#### Given problem:
Pictures in the data below are not part of the copy; transcribe everything else exactly.

---

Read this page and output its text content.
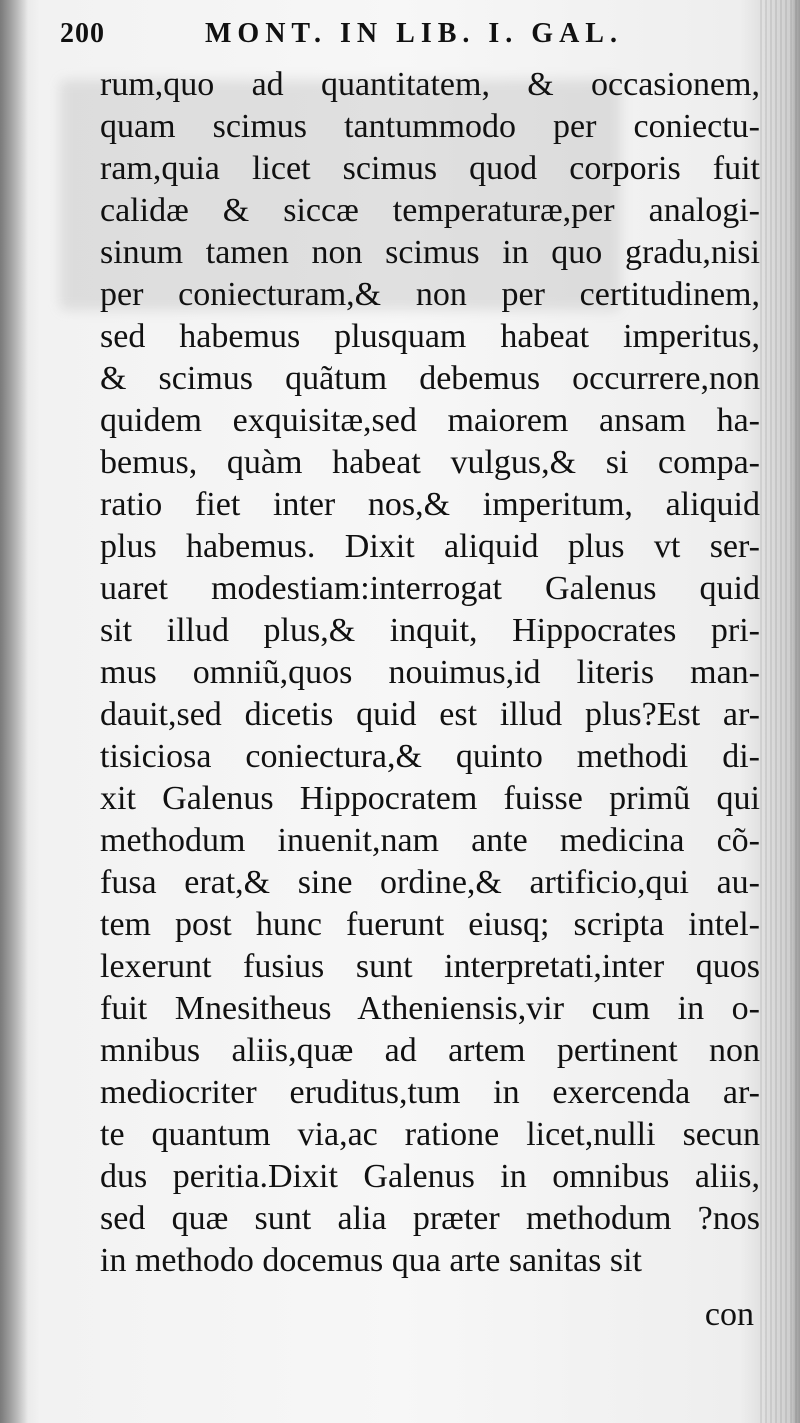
200	MONT. IN LIB. I. GAL.
rum,quo ad quantitatem, & occasionem,
quam scimus tantummodo per coniectu-
ram,quia licet scimus quod corporis fuit
calidæ & siccæ temperaturæ,per analogi-
sinum tamen non scimus in quo gradu,nisi
per coniecturam,& non per certitudinem,
sed habemus plusquam habeat imperitus,
& scimus quãtum debemus occurrere,non
quidem exquisitæ,sed maiorem ansam ha-
bemus, quàm habeat vulgus,& si compa-
ratio fiet inter nos,& imperitum, aliquid
plus habemus. Dixit aliquid plus vt ser-
uaret modestiam:interrogat Galenus quid
sit illud plus,& inquit, Hippocrates pri-
mus omniũ,quos nouimus,id literis man-
dauit,sed dicetis quid est illud plus?Est ar-
tisiciosa coniectura,& quinto methodi di-
xit Galenus Hippocratem fuisse primũ qui
methodum inuenit,nam ante medicina cõ-
fusa erat,& sine ordine,& artificio,qui au-
tem post hunc fuerunt eiusq; scripta intel-
lexerunt fusius sunt interpretati,inter quos
fuit Mnesitheus Atheniensis,vir cum in o-
mnibus aliis,quæ ad artem pertinent non
mediocriter eruditus,tum in exercenda ar-
te quantum via,ac ratione licet,nulli secun
dus peritia.Dixit Galenus in omnibus aliis,
sed quæ sunt alia præter methodum ?nos
in methodo docemus qua arte sanitas sit
con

---

#### Written response:
Read this page and output its text content.
200	MONT. IN LIB. I. GAL.
rum,quo ad quantitatem, & occasionem,
quam scimus tantummodo per coniectu-
ram,quia licet scimus quod corporis fuit
calidæ & siccæ temperaturæ,per analogi-
sinum tamen non scimus in quo gradu,nisi
per coniecturam,& non per certitudinem,
sed habemus plusquam habeat imperitus,
& scimus quãtum debemus occurrere,non
quidem exquisitæ,sed maiorem ansam ha-
bemus, quàm habeat vulgus,& si compa-
ratio fiet inter nos,& imperitum, aliquid
plus habemus. Dixit aliquid plus vt ser-
uaret modestiam:interrogat Galenus quid
sit illud plus,& inquit, Hippocrates pri-
mus omniũ,quos nouimus,id literis man-
dauit,sed dicetis quid est illud plus?Est ar-
tisiciosa coniectura,& quinto methodi di-
xit Galenus Hippocratem fuisse primũ qui
methodum inuenit,nam ante medicina cõ-
fusa erat,& sine ordine,& artificio,qui au-
tem post hunc fuerunt eiusq; scripta intel-
lexerunt fusius sunt interpretati,inter quos
fuit Mnesitheus Atheniensis,vir cum in o-
mnibus aliis,quæ ad artem pertinent non
mediocriter eruditus,tum in exercenda ar-
te quantum via,ac ratione licet,nulli secun
dus peritia.Dixit Galenus in omnibus aliis,
sed quæ sunt alia præter methodum ?nos
in methodo docemus qua arte sanitas sit
con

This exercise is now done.